Task input:
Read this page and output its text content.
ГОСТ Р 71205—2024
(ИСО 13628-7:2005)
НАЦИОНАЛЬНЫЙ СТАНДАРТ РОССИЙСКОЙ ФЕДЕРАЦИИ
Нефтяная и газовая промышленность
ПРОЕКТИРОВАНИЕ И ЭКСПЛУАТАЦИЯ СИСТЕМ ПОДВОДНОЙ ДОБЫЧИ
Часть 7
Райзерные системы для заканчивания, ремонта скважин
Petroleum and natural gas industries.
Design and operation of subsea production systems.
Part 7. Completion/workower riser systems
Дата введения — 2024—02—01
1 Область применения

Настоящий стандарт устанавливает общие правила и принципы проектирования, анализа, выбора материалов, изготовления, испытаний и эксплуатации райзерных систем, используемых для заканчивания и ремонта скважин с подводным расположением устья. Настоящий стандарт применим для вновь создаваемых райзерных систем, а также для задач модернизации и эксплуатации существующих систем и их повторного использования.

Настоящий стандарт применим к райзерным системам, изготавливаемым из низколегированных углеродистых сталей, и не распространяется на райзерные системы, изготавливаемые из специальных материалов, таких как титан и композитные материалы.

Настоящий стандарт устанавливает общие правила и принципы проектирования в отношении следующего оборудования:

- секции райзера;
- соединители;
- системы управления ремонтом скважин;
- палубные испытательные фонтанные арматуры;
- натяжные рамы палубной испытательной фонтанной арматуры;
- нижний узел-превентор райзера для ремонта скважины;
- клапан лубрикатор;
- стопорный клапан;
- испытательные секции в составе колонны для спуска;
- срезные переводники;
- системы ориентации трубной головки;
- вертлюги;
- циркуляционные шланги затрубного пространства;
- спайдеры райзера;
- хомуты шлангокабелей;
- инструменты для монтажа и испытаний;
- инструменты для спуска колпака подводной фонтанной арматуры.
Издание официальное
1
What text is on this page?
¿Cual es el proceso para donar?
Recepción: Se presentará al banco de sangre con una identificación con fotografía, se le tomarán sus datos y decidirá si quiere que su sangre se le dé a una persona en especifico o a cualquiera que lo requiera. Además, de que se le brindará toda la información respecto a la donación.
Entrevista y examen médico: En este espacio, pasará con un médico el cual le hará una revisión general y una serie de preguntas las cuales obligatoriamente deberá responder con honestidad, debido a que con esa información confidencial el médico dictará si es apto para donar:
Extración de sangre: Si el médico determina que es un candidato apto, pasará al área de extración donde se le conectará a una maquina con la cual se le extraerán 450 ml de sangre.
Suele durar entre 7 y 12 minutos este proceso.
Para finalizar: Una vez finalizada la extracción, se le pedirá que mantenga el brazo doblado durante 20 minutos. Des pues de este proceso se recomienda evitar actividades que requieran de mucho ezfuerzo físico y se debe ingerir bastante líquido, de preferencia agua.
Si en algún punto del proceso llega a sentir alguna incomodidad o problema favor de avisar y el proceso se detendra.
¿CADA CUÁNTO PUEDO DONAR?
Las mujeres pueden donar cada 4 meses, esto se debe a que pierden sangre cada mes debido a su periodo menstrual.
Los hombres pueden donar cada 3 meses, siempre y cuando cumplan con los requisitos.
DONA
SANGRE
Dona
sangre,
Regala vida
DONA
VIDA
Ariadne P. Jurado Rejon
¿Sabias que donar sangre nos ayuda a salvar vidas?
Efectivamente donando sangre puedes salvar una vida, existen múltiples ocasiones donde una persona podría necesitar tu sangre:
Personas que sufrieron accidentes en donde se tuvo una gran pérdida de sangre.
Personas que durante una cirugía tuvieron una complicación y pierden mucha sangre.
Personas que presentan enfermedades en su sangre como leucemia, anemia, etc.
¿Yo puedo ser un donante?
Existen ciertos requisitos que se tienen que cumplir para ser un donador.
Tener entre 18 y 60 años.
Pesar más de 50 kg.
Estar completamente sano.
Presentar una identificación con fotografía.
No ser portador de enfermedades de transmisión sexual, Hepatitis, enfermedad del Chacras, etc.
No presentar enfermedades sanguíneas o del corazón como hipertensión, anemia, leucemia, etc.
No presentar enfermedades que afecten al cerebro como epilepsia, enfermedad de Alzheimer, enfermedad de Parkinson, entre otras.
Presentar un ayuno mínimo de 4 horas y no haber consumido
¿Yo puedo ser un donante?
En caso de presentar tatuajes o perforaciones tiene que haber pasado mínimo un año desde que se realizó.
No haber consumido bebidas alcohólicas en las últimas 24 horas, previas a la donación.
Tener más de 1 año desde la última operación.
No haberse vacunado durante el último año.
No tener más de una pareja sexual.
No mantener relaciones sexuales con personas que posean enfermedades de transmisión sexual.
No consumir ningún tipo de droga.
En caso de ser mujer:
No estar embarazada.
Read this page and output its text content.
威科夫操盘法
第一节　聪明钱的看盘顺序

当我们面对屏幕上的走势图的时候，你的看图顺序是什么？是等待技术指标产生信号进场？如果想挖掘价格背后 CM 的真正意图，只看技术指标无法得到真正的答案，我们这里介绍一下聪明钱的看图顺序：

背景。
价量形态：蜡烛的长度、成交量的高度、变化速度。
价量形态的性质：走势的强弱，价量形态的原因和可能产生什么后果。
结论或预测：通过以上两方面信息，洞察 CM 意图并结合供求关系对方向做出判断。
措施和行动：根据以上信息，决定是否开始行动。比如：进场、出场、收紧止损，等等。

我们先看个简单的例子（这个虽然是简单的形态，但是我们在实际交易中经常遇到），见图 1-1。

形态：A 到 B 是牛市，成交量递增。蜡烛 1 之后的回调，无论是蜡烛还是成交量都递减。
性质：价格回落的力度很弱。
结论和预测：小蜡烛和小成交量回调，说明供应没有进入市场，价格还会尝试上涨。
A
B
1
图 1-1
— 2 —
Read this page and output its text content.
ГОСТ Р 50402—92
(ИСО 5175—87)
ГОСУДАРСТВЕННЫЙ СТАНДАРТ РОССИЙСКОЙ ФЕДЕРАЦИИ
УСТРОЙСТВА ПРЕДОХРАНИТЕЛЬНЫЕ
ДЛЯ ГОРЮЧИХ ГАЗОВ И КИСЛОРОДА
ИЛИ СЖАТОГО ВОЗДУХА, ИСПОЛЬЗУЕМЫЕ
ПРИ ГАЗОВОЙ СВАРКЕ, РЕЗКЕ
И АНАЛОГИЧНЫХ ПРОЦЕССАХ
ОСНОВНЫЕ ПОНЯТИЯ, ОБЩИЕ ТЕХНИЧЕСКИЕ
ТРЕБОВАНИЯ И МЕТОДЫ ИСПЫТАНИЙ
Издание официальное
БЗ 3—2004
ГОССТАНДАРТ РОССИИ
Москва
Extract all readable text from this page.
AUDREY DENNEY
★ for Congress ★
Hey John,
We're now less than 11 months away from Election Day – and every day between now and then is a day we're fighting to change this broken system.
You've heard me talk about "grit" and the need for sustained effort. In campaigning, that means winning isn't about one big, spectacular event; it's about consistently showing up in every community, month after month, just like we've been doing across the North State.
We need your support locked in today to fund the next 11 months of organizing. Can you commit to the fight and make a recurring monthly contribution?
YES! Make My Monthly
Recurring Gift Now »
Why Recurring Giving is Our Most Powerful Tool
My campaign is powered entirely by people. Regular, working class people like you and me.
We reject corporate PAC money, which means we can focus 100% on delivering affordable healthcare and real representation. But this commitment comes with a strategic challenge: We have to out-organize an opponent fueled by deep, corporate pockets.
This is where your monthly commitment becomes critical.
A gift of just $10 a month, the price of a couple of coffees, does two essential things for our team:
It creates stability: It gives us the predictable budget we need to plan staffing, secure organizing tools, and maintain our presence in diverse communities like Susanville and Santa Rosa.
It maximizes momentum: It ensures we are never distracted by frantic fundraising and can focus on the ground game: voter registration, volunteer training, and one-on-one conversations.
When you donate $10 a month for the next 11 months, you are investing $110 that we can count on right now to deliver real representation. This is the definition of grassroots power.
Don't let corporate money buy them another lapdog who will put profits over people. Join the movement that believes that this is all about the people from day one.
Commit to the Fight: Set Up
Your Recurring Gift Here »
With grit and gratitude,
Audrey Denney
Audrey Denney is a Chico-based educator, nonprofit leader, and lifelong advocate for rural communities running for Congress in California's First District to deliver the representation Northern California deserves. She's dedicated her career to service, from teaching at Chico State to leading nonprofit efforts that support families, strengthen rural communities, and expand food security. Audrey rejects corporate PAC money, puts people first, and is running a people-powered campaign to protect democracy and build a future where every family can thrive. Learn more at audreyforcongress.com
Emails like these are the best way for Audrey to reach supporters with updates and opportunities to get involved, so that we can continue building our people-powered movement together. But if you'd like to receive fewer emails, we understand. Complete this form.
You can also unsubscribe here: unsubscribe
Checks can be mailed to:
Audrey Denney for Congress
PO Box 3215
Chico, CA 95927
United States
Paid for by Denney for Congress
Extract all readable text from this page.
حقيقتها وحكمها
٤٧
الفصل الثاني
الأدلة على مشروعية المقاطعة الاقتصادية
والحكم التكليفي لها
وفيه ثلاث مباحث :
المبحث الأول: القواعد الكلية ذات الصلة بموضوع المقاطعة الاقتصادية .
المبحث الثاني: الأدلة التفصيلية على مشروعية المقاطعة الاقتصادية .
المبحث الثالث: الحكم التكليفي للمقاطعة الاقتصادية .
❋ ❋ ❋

Required task: Count how many lines hold the string "Настоящий" and give that number alone.

The completed task: 3